--- WRITTEN PROBLEM ---
A single number is the answer here: how many lines of the entries contain "Secretaria"?

[START OF DATA SHOWN]

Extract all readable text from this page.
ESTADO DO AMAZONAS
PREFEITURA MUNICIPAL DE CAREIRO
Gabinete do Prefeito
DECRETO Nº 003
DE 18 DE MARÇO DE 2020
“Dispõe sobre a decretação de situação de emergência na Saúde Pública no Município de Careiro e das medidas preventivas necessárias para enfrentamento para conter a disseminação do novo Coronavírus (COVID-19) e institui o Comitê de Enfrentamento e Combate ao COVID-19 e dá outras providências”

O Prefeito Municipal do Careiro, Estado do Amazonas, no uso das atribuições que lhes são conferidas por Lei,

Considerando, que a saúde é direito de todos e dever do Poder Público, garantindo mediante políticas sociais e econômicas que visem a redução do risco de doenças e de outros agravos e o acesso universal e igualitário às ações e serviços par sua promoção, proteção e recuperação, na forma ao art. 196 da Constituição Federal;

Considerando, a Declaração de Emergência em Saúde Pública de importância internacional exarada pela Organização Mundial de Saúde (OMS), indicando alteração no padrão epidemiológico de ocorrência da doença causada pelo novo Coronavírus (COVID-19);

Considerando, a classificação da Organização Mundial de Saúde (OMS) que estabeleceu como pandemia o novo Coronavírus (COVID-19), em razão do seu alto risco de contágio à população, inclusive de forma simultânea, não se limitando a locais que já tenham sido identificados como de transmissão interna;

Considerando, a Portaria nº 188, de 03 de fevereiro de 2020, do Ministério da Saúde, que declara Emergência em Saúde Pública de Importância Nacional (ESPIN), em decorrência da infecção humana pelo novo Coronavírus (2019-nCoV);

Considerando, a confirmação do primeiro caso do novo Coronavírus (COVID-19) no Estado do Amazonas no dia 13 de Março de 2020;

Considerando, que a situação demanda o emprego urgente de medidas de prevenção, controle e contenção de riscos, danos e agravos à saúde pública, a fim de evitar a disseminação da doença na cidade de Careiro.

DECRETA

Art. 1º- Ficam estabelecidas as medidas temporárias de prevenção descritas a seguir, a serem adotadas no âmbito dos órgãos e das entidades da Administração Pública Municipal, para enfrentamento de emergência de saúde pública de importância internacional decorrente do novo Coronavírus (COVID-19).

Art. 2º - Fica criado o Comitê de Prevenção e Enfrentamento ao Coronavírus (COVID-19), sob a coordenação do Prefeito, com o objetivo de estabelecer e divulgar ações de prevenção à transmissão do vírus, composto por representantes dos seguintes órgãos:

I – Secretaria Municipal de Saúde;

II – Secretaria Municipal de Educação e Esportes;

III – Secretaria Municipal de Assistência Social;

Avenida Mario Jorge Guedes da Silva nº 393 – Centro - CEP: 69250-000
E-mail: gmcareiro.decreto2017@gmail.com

[END OF DATA SHOWN]

--- SOLUTION TO THE EXERCISE ---
3